**Excerpts from a figure dataset**
◆ ◆ ◆ ◆ ◆ ◆ ◆
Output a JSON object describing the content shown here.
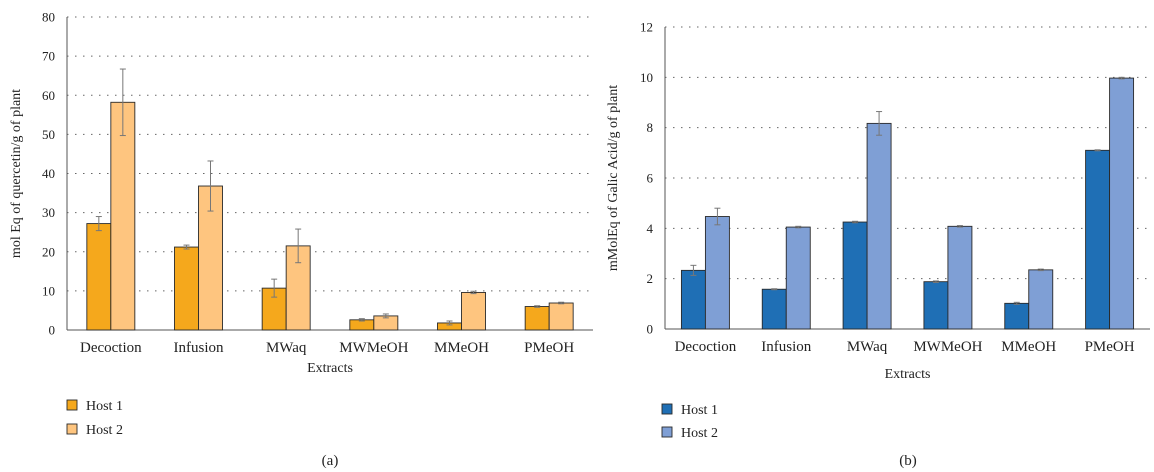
{
  "chart_data": [
    {
      "panel_label": "(a)",
      "type": "bar",
      "title": "",
      "xlabel": "Extracts",
      "ylabel": "mol Eq of quercetin/g of plant",
      "ylim": [
        0,
        80
      ],
      "yticks": [
        0,
        10,
        20,
        30,
        40,
        50,
        60,
        70,
        80
      ],
      "grid": "horizontal-dotted",
      "legend_placement": "bottom-left",
      "categories": [
        "Decoction",
        "Infusion",
        "MWaq",
        "MWMeOH",
        "MMeOH",
        "PMeOH"
      ],
      "series": [
        {
          "name": "Host 1",
          "color": "#F5A81C",
          "values": [
            27.2,
            21.2,
            10.7,
            2.6,
            1.8,
            6.0
          ],
          "errors": [
            1.8,
            0.5,
            2.3,
            0.3,
            0.5,
            0.2
          ]
        },
        {
          "name": "Host 2",
          "color": "#FEC57F",
          "values": [
            58.2,
            36.8,
            21.5,
            3.6,
            9.6,
            6.9
          ],
          "errors": [
            8.5,
            6.4,
            4.3,
            0.5,
            0.3,
            0.2
          ]
        }
      ]
    },
    {
      "panel_label": "(b)",
      "type": "bar",
      "title": "",
      "xlabel": "Extracts",
      "ylabel": "mMolEq of Galic Acid/g of plant",
      "ylim": [
        0,
        12
      ],
      "yticks": [
        0,
        2,
        4,
        6,
        8,
        10,
        12
      ],
      "grid": "horizontal-dotted",
      "legend_placement": "bottom-left",
      "categories": [
        "Decoction",
        "Infusion",
        "MWaq",
        "MWMeOH",
        "MMeOH",
        "PMeOH"
      ],
      "series": [
        {
          "name": "Host 1",
          "color": "#1F6FB5",
          "values": [
            2.33,
            1.58,
            4.25,
            1.88,
            1.02,
            7.1
          ],
          "errors": [
            0.2,
            0.02,
            0.03,
            0.03,
            0.04,
            0.02
          ]
        },
        {
          "name": "Host 2",
          "color": "#7F9FD5",
          "values": [
            4.47,
            4.05,
            8.17,
            4.08,
            2.35,
            9.97
          ],
          "errors": [
            0.33,
            0.03,
            0.47,
            0.03,
            0.03,
            0.03
          ]
        }
      ]
    }
  ]
}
◆ ◆ ◆ ◆ ◆ ◆ ◆
Reproduce every entry exactly, but omit each picture.

Output a JSON object describing the content shown here.
{
  "chart_data": [
    {
      "panel_label": "(a)",
      "type": "bar",
      "title": "",
      "xlabel": "Extracts",
      "ylabel": "mol Eq of quercetin/g of plant",
      "ylim": [
        0,
        80
      ],
      "yticks": [
        0,
        10,
        20,
        30,
        40,
        50,
        60,
        70,
        80
      ],
      "grid": "horizontal-dotted",
      "legend_placement": "bottom-left",
      "categories": [
        "Decoction",
        "Infusion",
        "MWaq",
        "MWMeOH",
        "MMeOH",
        "PMeOH"
      ],
      "series": [
        {
          "name": "Host 1",
          "color": "#F5A81C",
          "values": [
            27.2,
            21.2,
            10.7,
            2.6,
            1.8,
            6.0
          ],
          "errors": [
            1.8,
            0.5,
            2.3,
            0.3,
            0.5,
            0.2
          ]
        },
        {
          "name": "Host 2",
          "color": "#FEC57F",
          "values": [
            58.2,
            36.8,
            21.5,
            3.6,
            9.6,
            6.9
          ],
          "errors": [
            8.5,
            6.4,
            4.3,
            0.5,
            0.3,
            0.2
          ]
        }
      ]
    },
    {
      "panel_label": "(b)",
      "type": "bar",
      "title": "",
      "xlabel": "Extracts",
      "ylabel": "mMolEq of Galic Acid/g of plant",
      "ylim": [
        0,
        12
      ],
      "yticks": [
        0,
        2,
        4,
        6,
        8,
        10,
        12
      ],
      "grid": "horizontal-dotted",
      "legend_placement": "bottom-left",
      "categories": [
        "Decoction",
        "Infusion",
        "MWaq",
        "MWMeOH",
        "MMeOH",
        "PMeOH"
      ],
      "series": [
        {
          "name": "Host 1",
          "color": "#1F6FB5",
          "values": [
            2.33,
            1.58,
            4.25,
            1.88,
            1.02,
            7.1
          ],
          "errors": [
            0.2,
            0.02,
            0.03,
            0.03,
            0.04,
            0.02
          ]
        },
        {
          "name": "Host 2",
          "color": "#7F9FD5",
          "values": [
            4.47,
            4.05,
            8.17,
            4.08,
            2.35,
            9.97
          ],
          "errors": [
            0.33,
            0.03,
            0.47,
            0.03,
            0.03,
            0.03
          ]
        }
      ]
    }
  ]
}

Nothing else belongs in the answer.